┌──

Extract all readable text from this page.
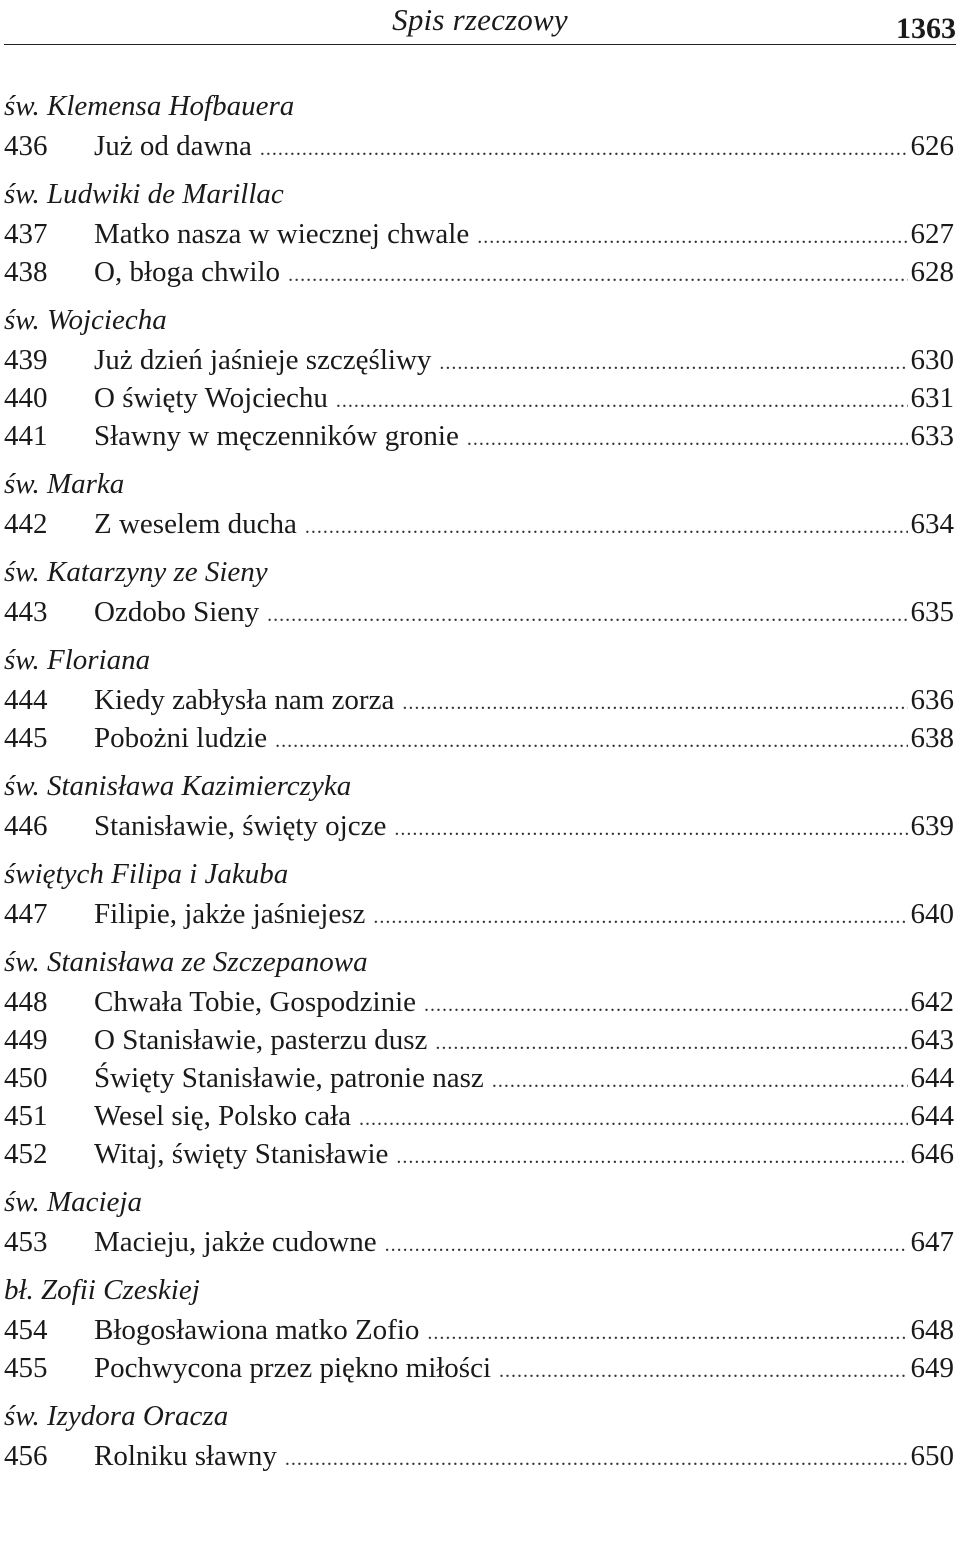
Spis rzeczowy	1363
św. Klemensa Hofbauera
436	Już od dawna .....	626
św. Ludwiki de Marillac
437	Matko nasza w wiecznej chwale .....	627
438	O, błoga chwilo .....	628
św. Wojciecha
439	Już dzień jaśnieje szczęśliwy .....	630
440	O święty Wojciechu .....	631
441	Sławny w męczenników gronie .....	633
św. Marka
442	Z weselem ducha .....	634
św. Katarzyny ze Sieny
443	Ozdobo Sieny .....	635
św. Floriana
444	Kiedy zabłysła nam zorza .....	636
445	Pobożni ludzie .....	638
św. Stanisława Kazimierczyka
446	Stanisławie, święty ojcze .....	639
świętych Filipa i Jakuba
447	Filipie, jakże jaśniejesz .....	640
św. Stanisława ze Szczepanowa
448	Chwała Tobie, Gospodzinie .....	642
449	O Stanisławie, pasterzu dusz .....	643
450	Święty Stanisławie, patronie nasz .....	644
451	Wesel się, Polsko cała .....	644
452	Witaj, święty Stanisławie .....	646
św. Macieja
453	Macieju, jakże cudowne .....	647
bł. Zofii Czeskiej
454	Błogosławiona matko Zofio .....	648
455	Pochwycona przez piękno miłości .....	649
św. Izydora Oracza
456	Rolniku sławny .....	650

└──

Do this:
Print the listing above in full, exactly as written. Omit any pictures.

Correct result:
Extract all readable text from this page.
Spis rzeczowy	1363
św. Klemensa Hofbauera
436	Już od dawna .....	626
św. Ludwiki de Marillac
437	Matko nasza w wiecznej chwale .....	627
438	O, błoga chwilo .....	628
św. Wojciecha
439	Już dzień jaśnieje szczęśliwy .....	630
440	O święty Wojciechu .....	631
441	Sławny w męczenników gronie .....	633
św. Marka
442	Z weselem ducha .....	634
św. Katarzyny ze Sieny
443	Ozdobo Sieny .....	635
św. Floriana
444	Kiedy zabłysła nam zorza .....	636
445	Pobożni ludzie .....	638
św. Stanisława Kazimierczyka
446	Stanisławie, święty ojcze .....	639
świętych Filipa i Jakuba
447	Filipie, jakże jaśniejesz .....	640
św. Stanisława ze Szczepanowa
448	Chwała Tobie, Gospodzinie .....	642
449	O Stanisławie, pasterzu dusz .....	643
450	Święty Stanisławie, patronie nasz .....	644
451	Wesel się, Polsko cała .....	644
452	Witaj, święty Stanisławie .....	646
św. Macieja
453	Macieju, jakże cudowne .....	647
bł. Zofii Czeskiej
454	Błogosławiona matko Zofio .....	648
455	Pochwycona przez piękno miłości .....	649
św. Izydora Oracza
456	Rolniku sławny .....	650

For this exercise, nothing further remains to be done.